→ **EXERCISE**: Copy every entry precisely.

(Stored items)
☆ ☆ ☆ ☆ ☆ ☆ ☆
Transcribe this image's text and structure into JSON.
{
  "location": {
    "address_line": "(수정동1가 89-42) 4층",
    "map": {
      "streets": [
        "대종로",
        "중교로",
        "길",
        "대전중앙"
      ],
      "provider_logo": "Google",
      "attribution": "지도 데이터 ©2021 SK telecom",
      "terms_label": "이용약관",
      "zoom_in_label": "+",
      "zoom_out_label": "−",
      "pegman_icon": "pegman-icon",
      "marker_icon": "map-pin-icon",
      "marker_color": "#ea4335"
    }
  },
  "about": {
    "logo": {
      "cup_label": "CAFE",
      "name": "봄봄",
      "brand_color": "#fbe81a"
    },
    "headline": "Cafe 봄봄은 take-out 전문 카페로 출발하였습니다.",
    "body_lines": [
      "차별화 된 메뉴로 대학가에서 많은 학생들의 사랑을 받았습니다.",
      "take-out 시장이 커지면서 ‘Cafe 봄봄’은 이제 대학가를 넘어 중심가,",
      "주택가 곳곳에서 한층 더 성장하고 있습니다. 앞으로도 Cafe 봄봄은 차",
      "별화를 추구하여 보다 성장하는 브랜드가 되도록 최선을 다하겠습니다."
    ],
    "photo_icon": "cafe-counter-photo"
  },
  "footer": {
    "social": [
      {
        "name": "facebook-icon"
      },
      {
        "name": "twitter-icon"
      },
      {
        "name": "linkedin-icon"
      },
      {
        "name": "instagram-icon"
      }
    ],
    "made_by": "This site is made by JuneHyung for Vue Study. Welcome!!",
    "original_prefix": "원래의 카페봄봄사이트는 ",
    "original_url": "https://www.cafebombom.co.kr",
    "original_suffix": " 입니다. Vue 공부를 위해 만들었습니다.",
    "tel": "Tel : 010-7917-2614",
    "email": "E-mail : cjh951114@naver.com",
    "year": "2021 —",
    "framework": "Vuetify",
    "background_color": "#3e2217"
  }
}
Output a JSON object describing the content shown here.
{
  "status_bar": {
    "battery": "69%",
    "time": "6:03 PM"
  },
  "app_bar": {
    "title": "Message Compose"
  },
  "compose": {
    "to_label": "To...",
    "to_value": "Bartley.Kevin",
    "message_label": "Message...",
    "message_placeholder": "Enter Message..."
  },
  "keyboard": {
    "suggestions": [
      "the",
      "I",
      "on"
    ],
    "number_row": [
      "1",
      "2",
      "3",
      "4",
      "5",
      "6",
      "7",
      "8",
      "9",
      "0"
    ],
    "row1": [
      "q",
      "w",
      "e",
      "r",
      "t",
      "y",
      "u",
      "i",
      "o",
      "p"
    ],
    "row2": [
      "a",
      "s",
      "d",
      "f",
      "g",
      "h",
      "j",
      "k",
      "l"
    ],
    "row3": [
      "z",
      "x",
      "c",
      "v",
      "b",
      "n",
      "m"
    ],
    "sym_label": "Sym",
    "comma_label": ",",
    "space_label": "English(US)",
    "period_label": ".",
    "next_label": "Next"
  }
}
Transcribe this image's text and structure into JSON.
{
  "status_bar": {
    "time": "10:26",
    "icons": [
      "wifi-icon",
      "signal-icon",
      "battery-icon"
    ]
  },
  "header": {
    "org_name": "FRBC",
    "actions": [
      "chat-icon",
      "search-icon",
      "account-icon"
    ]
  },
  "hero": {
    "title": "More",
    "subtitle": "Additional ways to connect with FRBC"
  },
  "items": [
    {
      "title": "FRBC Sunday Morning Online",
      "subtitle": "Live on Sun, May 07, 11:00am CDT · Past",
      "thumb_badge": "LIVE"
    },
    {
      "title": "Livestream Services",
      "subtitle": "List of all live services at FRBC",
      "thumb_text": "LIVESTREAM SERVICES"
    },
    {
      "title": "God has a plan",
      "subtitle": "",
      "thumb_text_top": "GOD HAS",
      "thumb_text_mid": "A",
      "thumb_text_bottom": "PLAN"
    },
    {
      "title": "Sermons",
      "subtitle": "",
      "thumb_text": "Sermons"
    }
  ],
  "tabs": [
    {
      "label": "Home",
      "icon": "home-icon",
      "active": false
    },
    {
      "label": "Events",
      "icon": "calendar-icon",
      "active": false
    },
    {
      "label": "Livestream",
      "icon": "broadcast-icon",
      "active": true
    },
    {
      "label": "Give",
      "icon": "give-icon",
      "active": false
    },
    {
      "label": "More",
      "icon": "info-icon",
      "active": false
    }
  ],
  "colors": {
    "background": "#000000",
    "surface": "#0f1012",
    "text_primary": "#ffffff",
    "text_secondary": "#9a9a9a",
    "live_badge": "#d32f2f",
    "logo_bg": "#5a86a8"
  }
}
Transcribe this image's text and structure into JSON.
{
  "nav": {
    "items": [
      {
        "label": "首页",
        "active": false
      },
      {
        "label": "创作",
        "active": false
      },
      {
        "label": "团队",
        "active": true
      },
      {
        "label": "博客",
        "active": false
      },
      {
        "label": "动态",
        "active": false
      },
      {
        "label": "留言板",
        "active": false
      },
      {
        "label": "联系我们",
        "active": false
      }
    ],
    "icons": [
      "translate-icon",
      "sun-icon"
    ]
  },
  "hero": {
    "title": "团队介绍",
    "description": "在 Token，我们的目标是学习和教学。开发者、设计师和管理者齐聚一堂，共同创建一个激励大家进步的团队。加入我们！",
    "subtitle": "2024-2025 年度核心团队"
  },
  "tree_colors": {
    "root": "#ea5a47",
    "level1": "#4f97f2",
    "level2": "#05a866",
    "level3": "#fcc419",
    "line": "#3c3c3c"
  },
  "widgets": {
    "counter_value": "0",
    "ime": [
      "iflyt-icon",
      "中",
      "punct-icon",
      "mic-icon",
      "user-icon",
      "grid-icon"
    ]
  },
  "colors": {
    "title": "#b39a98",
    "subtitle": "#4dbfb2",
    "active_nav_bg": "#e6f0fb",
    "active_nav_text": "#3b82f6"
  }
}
☆ ☆ ☆ ☆ ☆ ☆ ☆
→ **TASK OUTPUT**:
Transcribe this image's text and structure into JSON.
{
  "location": {
    "address_line": "(수정동1가 89-42) 4층",
    "map": {
      "streets": [
        "대종로",
        "중교로",
        "길",
        "대전중앙"
      ],
      "provider_logo": "Google",
      "attribution": "지도 데이터 ©2021 SK telecom",
      "terms_label": "이용약관",
      "zoom_in_label": "+",
      "zoom_out_label": "−",
      "pegman_icon": "pegman-icon",
      "marker_icon": "map-pin-icon",
      "marker_color": "#ea4335"
    }
  },
  "about": {
    "logo": {
      "cup_label": "CAFE",
      "name": "봄봄",
      "brand_color": "#fbe81a"
    },
    "headline": "Cafe 봄봄은 take-out 전문 카페로 출발하였습니다.",
    "body_lines": [
      "차별화 된 메뉴로 대학가에서 많은 학생들의 사랑을 받았습니다.",
      "take-out 시장이 커지면서 ‘Cafe 봄봄’은 이제 대학가를 넘어 중심가,",
      "주택가 곳곳에서 한층 더 성장하고 있습니다. 앞으로도 Cafe 봄봄은 차",
      "별화를 추구하여 보다 성장하는 브랜드가 되도록 최선을 다하겠습니다."
    ],
    "photo_icon": "cafe-counter-photo"
  },
  "footer": {
    "social": [
      {
        "name": "facebook-icon"
      },
      {
        "name": "twitter-icon"
      },
      {
        "name": "linkedin-icon"
      },
      {
        "name": "instagram-icon"
      }
    ],
    "made_by": "This site is made by JuneHyung for Vue Study. Welcome!!",
    "original_prefix": "원래의 카페봄봄사이트는 ",
    "original_url": "https://www.cafebombom.co.kr",
    "original_suffix": " 입니다. Vue 공부를 위해 만들었습니다.",
    "tel": "Tel : 010-7917-2614",
    "email": "E-mail : cjh951114@naver.com",
    "year": "2021 —",
    "framework": "Vuetify",
    "background_color": "#3e2217"
  }
}
Output a JSON object describing the content shown here.
{
  "status_bar": {
    "battery": "69%",
    "time": "6:03 PM"
  },
  "app_bar": {
    "title": "Message Compose"
  },
  "compose": {
    "to_label": "To...",
    "to_value": "Bartley.Kevin",
    "message_label": "Message...",
    "message_placeholder": "Enter Message..."
  },
  "keyboard": {
    "suggestions": [
      "the",
      "I",
      "on"
    ],
    "number_row": [
      "1",
      "2",
      "3",
      "4",
      "5",
      "6",
      "7",
      "8",
      "9",
      "0"
    ],
    "row1": [
      "q",
      "w",
      "e",
      "r",
      "t",
      "y",
      "u",
      "i",
      "o",
      "p"
    ],
    "row2": [
      "a",
      "s",
      "d",
      "f",
      "g",
      "h",
      "j",
      "k",
      "l"
    ],
    "row3": [
      "z",
      "x",
      "c",
      "v",
      "b",
      "n",
      "m"
    ],
    "sym_label": "Sym",
    "comma_label": ",",
    "space_label": "English(US)",
    "period_label": ".",
    "next_label": "Next"
  }
}
Transcribe this image's text and structure into JSON.
{
  "status_bar": {
    "time": "10:26",
    "icons": [
      "wifi-icon",
      "signal-icon",
      "battery-icon"
    ]
  },
  "header": {
    "org_name": "FRBC",
    "actions": [
      "chat-icon",
      "search-icon",
      "account-icon"
    ]
  },
  "hero": {
    "title": "More",
    "subtitle": "Additional ways to connect with FRBC"
  },
  "items": [
    {
      "title": "FRBC Sunday Morning Online",
      "subtitle": "Live on Sun, May 07, 11:00am CDT · Past",
      "thumb_badge": "LIVE"
    },
    {
      "title": "Livestream Services",
      "subtitle": "List of all live services at FRBC",
      "thumb_text": "LIVESTREAM SERVICES"
    },
    {
      "title": "God has a plan",
      "subtitle": "",
      "thumb_text_top": "GOD HAS",
      "thumb_text_mid": "A",
      "thumb_text_bottom": "PLAN"
    },
    {
      "title": "Sermons",
      "subtitle": "",
      "thumb_text": "Sermons"
    }
  ],
  "tabs": [
    {
      "label": "Home",
      "icon": "home-icon",
      "active": false
    },
    {
      "label": "Events",
      "icon": "calendar-icon",
      "active": false
    },
    {
      "label": "Livestream",
      "icon": "broadcast-icon",
      "active": true
    },
    {
      "label": "Give",
      "icon": "give-icon",
      "active": false
    },
    {
      "label": "More",
      "icon": "info-icon",
      "active": false
    }
  ],
  "colors": {
    "background": "#000000",
    "surface": "#0f1012",
    "text_primary": "#ffffff",
    "text_secondary": "#9a9a9a",
    "live_badge": "#d32f2f",
    "logo_bg": "#5a86a8"
  }
}
Transcribe this image's text and structure into JSON.
{
  "nav": {
    "items": [
      {
        "label": "首页",
        "active": false
      },
      {
        "label": "创作",
        "active": false
      },
      {
        "label": "团队",
        "active": true
      },
      {
        "label": "博客",
        "active": false
      },
      {
        "label": "动态",
        "active": false
      },
      {
        "label": "留言板",
        "active": false
      },
      {
        "label": "联系我们",
        "active": false
      }
    ],
    "icons": [
      "translate-icon",
      "sun-icon"
    ]
  },
  "hero": {
    "title": "团队介绍",
    "description": "在 Token，我们的目标是学习和教学。开发者、设计师和管理者齐聚一堂，共同创建一个激励大家进步的团队。加入我们！",
    "subtitle": "2024-2025 年度核心团队"
  },
  "tree_colors": {
    "root": "#ea5a47",
    "level1": "#4f97f2",
    "level2": "#05a866",
    "level3": "#fcc419",
    "line": "#3c3c3c"
  },
  "widgets": {
    "counter_value": "0",
    "ime": [
      "iflyt-icon",
      "中",
      "punct-icon",
      "mic-icon",
      "user-icon",
      "grid-icon"
    ]
  },
  "colors": {
    "title": "#b39a98",
    "subtitle": "#4dbfb2",
    "active_nav_bg": "#e6f0fb",
    "active_nav_text": "#3b82f6"
  }
}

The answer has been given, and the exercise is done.